▶ AIM OF THE EXERCISE
Transcribe the records in full, keeping every word exactly as given.

▶ DATA EXTRACTS
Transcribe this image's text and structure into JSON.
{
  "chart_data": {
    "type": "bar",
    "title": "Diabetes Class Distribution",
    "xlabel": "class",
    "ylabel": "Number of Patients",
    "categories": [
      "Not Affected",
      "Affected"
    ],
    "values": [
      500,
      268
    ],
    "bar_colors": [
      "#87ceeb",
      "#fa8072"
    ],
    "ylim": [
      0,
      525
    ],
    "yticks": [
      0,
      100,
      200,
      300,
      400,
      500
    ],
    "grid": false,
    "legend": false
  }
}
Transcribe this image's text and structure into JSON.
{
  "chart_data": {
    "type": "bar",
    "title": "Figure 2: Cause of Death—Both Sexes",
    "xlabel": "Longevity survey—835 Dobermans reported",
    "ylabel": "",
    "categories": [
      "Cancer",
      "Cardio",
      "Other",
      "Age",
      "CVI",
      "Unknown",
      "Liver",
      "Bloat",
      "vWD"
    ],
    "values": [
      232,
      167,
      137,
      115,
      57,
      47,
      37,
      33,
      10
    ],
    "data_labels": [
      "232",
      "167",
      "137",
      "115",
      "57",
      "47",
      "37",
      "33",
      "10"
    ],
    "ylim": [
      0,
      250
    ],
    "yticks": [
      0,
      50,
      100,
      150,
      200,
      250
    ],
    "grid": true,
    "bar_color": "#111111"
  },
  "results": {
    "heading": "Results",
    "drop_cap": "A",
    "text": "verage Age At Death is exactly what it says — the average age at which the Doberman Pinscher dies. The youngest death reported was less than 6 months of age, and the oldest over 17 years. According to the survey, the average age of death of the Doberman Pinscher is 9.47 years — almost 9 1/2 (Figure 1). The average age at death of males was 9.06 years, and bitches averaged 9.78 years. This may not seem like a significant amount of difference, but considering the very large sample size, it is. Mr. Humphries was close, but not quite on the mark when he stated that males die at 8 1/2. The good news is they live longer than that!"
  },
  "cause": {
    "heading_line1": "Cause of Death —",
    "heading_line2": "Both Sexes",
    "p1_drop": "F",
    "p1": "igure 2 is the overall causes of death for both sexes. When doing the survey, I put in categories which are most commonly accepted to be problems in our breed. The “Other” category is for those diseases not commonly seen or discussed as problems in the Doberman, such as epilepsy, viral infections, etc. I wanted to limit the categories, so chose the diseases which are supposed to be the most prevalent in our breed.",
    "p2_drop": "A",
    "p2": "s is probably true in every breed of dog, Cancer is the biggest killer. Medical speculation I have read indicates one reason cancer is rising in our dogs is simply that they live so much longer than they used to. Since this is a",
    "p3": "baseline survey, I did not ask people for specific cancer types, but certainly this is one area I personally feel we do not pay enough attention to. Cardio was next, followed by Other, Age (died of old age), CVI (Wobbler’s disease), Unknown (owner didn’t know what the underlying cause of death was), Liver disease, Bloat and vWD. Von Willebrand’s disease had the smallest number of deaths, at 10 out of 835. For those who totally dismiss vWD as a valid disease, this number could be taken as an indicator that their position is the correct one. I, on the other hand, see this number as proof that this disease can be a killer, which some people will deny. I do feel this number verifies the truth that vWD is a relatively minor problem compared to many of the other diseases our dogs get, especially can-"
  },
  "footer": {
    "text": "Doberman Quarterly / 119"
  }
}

▶ WRITTEN ANSWER
Transcribe this image's text and structure into JSON.
{
  "chart_data": {
    "type": "bar",
    "title": "Diabetes Class Distribution",
    "xlabel": "class",
    "ylabel": "Number of Patients",
    "categories": [
      "Not Affected",
      "Affected"
    ],
    "values": [
      500,
      268
    ],
    "bar_colors": [
      "#87ceeb",
      "#fa8072"
    ],
    "ylim": [
      0,
      525
    ],
    "yticks": [
      0,
      100,
      200,
      300,
      400,
      500
    ],
    "grid": false,
    "legend": false
  }
}
Transcribe this image's text and structure into JSON.
{
  "chart_data": {
    "type": "bar",
    "title": "Figure 2: Cause of Death—Both Sexes",
    "xlabel": "Longevity survey—835 Dobermans reported",
    "ylabel": "",
    "categories": [
      "Cancer",
      "Cardio",
      "Other",
      "Age",
      "CVI",
      "Unknown",
      "Liver",
      "Bloat",
      "vWD"
    ],
    "values": [
      232,
      167,
      137,
      115,
      57,
      47,
      37,
      33,
      10
    ],
    "data_labels": [
      "232",
      "167",
      "137",
      "115",
      "57",
      "47",
      "37",
      "33",
      "10"
    ],
    "ylim": [
      0,
      250
    ],
    "yticks": [
      0,
      50,
      100,
      150,
      200,
      250
    ],
    "grid": true,
    "bar_color": "#111111"
  },
  "results": {
    "heading": "Results",
    "drop_cap": "A",
    "text": "verage Age At Death is exactly what it says — the average age at which the Doberman Pinscher dies. The youngest death reported was less than 6 months of age, and the oldest over 17 years. According to the survey, the average age of death of the Doberman Pinscher is 9.47 years — almost 9 1/2 (Figure 1). The average age at death of males was 9.06 years, and bitches averaged 9.78 years. This may not seem like a significant amount of difference, but considering the very large sample size, it is. Mr. Humphries was close, but not quite on the mark when he stated that males die at 8 1/2. The good news is they live longer than that!"
  },
  "cause": {
    "heading_line1": "Cause of Death —",
    "heading_line2": "Both Sexes",
    "p1_drop": "F",
    "p1": "igure 2 is the overall causes of death for both sexes. When doing the survey, I put in categories which are most commonly accepted to be problems in our breed. The “Other” category is for those diseases not commonly seen or discussed as problems in the Doberman, such as epilepsy, viral infections, etc. I wanted to limit the categories, so chose the diseases which are supposed to be the most prevalent in our breed.",
    "p2_drop": "A",
    "p2": "s is probably true in every breed of dog, Cancer is the biggest killer. Medical speculation I have read indicates one reason cancer is rising in our dogs is simply that they live so much longer than they used to. Since this is a",
    "p3": "baseline survey, I did not ask people for specific cancer types, but certainly this is one area I personally feel we do not pay enough attention to. Cardio was next, followed by Other, Age (died of old age), CVI (Wobbler’s disease), Unknown (owner didn’t know what the underlying cause of death was), Liver disease, Bloat and vWD. Von Willebrand’s disease had the smallest number of deaths, at 10 out of 835. For those who totally dismiss vWD as a valid disease, this number could be taken as an indicator that their position is the correct one. I, on the other hand, see this number as proof that this disease can be a killer, which some people will deny. I do feel this number verifies the truth that vWD is a relatively minor problem compared to many of the other diseases our dogs get, especially can-"
  },
  "footer": {
    "text": "Doberman Quarterly / 119"
  }
}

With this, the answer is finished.